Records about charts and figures
(begin)

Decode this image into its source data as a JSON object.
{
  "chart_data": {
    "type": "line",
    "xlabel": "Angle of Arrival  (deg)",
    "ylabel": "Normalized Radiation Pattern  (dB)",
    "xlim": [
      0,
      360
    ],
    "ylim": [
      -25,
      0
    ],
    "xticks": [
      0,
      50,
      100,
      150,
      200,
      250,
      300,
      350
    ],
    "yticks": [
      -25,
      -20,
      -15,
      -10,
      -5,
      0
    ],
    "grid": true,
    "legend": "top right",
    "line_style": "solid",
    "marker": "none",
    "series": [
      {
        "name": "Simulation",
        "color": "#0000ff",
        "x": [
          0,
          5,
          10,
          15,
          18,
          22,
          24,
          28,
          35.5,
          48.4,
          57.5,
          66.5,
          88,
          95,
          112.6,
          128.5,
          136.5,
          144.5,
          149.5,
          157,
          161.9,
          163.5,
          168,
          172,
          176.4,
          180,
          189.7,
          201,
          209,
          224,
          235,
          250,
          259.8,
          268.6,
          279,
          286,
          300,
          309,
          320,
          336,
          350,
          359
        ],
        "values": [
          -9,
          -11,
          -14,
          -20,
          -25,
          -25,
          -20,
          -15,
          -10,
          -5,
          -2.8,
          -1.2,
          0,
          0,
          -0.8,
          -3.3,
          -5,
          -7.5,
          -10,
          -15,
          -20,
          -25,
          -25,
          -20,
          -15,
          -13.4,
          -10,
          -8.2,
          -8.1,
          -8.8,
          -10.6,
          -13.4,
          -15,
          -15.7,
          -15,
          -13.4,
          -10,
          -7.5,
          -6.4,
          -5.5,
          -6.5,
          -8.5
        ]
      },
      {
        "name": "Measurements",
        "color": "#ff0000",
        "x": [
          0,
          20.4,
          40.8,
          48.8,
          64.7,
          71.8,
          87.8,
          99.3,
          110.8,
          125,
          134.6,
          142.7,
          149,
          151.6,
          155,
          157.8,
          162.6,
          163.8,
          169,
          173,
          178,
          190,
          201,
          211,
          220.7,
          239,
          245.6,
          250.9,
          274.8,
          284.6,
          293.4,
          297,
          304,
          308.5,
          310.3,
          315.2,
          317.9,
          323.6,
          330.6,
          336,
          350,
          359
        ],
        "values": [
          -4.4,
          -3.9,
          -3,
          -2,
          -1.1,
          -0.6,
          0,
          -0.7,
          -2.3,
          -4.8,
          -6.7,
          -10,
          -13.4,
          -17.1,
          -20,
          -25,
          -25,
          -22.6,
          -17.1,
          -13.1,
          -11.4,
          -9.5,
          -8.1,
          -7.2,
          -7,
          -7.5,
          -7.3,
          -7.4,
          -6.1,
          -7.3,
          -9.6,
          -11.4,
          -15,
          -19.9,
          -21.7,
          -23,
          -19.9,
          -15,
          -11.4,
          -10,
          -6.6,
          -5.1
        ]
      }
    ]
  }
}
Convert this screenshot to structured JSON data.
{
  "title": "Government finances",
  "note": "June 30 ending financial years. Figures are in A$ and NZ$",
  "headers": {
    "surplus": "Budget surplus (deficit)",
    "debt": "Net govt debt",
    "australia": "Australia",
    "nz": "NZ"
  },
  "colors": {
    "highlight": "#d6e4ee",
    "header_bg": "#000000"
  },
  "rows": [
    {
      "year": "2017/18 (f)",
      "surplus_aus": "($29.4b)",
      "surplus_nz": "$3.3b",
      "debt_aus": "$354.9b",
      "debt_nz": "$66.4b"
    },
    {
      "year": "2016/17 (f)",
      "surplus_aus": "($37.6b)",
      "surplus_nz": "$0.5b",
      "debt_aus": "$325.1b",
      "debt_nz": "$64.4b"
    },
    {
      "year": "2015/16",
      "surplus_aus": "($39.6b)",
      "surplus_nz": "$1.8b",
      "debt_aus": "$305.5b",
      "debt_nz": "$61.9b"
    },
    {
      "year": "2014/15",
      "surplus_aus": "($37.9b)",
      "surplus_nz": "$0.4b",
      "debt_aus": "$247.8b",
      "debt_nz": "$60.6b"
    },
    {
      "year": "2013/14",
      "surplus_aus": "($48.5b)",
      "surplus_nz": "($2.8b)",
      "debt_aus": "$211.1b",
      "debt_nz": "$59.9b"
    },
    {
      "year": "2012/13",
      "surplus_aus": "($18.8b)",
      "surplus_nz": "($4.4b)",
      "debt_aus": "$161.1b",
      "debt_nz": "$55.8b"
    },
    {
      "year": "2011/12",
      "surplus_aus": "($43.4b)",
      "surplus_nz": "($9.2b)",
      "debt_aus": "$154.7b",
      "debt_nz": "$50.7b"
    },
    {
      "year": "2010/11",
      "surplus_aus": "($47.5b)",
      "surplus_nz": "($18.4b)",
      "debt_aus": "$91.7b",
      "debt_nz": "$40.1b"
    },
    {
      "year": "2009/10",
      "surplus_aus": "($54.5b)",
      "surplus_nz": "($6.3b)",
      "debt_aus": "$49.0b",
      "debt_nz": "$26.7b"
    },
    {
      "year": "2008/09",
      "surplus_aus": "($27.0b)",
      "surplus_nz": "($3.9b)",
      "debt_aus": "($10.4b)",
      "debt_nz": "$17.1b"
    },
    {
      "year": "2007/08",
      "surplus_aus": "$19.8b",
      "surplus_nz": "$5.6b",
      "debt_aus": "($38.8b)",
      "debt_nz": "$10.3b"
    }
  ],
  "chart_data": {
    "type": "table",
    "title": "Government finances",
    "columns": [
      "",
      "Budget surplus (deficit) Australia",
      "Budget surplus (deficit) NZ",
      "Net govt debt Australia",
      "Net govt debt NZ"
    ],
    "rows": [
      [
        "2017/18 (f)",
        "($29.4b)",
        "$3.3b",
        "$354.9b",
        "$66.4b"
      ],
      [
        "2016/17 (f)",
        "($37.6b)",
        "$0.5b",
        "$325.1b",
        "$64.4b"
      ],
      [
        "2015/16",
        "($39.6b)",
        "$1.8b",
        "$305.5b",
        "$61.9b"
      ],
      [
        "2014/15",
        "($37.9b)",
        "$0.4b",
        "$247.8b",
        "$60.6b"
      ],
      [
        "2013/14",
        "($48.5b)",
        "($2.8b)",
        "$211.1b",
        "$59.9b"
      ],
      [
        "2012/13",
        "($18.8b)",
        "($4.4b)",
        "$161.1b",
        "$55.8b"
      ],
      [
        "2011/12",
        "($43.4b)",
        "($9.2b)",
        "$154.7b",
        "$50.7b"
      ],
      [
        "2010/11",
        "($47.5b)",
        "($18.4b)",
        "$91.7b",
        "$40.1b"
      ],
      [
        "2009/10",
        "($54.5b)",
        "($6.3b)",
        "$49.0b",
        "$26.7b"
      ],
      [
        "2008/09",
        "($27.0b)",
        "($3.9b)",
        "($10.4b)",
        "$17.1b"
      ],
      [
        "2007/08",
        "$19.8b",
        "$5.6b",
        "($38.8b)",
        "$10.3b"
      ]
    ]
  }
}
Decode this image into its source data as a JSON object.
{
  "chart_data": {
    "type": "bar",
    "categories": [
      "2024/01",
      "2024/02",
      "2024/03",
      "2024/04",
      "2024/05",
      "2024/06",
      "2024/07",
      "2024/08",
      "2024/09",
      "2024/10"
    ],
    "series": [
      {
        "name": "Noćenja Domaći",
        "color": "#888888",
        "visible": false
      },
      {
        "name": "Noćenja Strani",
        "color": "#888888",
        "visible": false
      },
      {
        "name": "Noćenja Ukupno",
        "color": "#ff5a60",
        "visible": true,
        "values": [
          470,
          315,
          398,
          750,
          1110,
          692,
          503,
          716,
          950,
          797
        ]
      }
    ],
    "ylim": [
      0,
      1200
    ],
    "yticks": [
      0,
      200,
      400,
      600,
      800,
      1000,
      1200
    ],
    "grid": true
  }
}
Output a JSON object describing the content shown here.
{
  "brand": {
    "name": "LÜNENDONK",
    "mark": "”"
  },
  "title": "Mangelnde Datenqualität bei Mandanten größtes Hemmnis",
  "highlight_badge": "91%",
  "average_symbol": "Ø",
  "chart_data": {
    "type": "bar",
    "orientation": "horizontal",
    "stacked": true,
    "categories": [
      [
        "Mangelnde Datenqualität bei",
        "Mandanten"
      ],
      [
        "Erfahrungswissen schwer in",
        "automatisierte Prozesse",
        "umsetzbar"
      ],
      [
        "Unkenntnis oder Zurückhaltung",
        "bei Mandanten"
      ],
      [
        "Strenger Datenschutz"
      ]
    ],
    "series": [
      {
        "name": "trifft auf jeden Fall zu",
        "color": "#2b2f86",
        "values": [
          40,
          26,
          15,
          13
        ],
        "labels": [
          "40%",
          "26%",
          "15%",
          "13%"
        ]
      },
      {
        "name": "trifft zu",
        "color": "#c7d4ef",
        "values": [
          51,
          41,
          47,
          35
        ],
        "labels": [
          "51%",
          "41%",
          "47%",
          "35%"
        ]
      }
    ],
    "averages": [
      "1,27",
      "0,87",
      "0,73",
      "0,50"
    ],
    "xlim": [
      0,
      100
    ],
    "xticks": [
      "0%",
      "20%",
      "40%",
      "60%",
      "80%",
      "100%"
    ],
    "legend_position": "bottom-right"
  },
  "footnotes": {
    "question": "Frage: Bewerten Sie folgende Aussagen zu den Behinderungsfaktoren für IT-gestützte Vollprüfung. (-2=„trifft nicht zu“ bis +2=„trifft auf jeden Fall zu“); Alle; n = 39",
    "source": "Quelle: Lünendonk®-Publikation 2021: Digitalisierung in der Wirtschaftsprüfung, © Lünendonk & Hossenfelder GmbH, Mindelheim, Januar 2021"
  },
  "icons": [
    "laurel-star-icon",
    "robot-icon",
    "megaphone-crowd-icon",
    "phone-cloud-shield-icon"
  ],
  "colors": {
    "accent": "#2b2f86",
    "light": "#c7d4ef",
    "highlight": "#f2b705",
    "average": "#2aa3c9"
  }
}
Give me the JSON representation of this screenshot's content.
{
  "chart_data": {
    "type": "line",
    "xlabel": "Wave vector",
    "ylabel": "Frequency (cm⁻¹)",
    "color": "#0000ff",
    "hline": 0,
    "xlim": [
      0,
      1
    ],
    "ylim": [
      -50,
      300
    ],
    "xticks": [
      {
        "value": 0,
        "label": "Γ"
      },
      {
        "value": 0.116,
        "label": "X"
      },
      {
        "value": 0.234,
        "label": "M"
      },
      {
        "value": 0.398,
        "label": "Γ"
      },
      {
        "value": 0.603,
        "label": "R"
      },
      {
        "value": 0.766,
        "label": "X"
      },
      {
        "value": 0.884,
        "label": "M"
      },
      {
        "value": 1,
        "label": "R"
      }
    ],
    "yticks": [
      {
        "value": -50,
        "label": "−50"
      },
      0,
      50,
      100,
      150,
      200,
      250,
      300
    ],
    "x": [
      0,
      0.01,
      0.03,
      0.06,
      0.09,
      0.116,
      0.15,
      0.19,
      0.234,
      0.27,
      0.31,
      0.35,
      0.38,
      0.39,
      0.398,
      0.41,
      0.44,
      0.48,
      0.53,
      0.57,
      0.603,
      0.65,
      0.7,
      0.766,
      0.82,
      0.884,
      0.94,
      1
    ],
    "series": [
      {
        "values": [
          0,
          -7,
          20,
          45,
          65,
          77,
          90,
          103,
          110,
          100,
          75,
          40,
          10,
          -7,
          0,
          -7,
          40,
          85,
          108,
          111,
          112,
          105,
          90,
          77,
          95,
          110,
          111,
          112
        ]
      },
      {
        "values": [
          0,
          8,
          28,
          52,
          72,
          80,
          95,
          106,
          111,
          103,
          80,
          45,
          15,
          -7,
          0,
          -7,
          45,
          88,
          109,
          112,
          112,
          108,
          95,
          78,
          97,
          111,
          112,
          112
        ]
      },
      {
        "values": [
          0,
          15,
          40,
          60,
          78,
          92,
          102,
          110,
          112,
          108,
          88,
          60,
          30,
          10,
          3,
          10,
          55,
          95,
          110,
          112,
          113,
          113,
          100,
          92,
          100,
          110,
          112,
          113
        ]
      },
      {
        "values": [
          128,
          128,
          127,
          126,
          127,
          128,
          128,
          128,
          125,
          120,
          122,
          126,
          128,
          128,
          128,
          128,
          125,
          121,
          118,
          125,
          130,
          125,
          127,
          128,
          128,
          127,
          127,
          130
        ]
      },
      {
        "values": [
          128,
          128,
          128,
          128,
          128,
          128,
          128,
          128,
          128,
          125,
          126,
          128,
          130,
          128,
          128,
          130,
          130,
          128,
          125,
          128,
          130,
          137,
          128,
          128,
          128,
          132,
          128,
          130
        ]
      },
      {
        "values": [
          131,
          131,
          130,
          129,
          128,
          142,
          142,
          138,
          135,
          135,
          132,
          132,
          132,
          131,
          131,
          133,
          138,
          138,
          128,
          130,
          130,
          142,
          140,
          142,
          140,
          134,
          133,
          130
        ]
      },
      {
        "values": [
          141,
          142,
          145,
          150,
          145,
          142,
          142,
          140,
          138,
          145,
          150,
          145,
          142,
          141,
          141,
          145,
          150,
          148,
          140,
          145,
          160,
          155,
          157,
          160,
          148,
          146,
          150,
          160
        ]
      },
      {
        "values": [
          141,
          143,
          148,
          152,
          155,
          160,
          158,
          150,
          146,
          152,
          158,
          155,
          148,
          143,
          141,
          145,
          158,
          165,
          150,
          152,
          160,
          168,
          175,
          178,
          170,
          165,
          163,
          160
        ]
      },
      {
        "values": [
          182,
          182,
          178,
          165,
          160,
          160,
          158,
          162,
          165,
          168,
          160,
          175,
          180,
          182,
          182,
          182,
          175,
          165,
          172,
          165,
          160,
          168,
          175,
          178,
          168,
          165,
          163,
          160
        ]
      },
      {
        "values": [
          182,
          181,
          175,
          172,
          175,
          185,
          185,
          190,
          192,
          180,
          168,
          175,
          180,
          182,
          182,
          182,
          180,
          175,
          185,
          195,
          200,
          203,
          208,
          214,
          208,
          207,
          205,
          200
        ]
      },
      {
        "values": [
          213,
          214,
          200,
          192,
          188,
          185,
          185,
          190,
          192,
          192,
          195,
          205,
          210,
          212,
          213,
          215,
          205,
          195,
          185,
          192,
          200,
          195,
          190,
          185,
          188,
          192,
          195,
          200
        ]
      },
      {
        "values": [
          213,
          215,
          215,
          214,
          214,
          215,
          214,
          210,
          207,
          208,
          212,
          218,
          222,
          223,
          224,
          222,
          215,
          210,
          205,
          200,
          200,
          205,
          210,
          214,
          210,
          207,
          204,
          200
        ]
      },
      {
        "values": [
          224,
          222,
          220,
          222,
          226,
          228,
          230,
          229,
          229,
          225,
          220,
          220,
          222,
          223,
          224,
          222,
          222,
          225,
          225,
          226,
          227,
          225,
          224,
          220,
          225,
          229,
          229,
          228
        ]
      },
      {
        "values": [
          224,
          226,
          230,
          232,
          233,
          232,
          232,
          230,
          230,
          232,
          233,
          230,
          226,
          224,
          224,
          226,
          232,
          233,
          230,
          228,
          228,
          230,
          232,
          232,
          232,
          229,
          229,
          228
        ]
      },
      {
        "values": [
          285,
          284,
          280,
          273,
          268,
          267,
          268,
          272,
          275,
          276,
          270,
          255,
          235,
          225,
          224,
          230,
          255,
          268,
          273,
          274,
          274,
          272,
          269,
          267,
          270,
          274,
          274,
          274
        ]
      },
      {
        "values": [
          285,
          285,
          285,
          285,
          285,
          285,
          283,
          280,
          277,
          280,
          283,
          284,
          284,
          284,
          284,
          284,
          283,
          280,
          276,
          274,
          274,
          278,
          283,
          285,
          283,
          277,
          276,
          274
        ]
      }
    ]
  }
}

(end)

■ **YOUR GOAL**
Look for lines containing the string "title" and copy them all.

■ **RESPONSE**
  "title": "Government finances",
    "title": "Government finances",
  "title": "Mangelnde Datenqualität bei Mandanten größtes Hemmnis",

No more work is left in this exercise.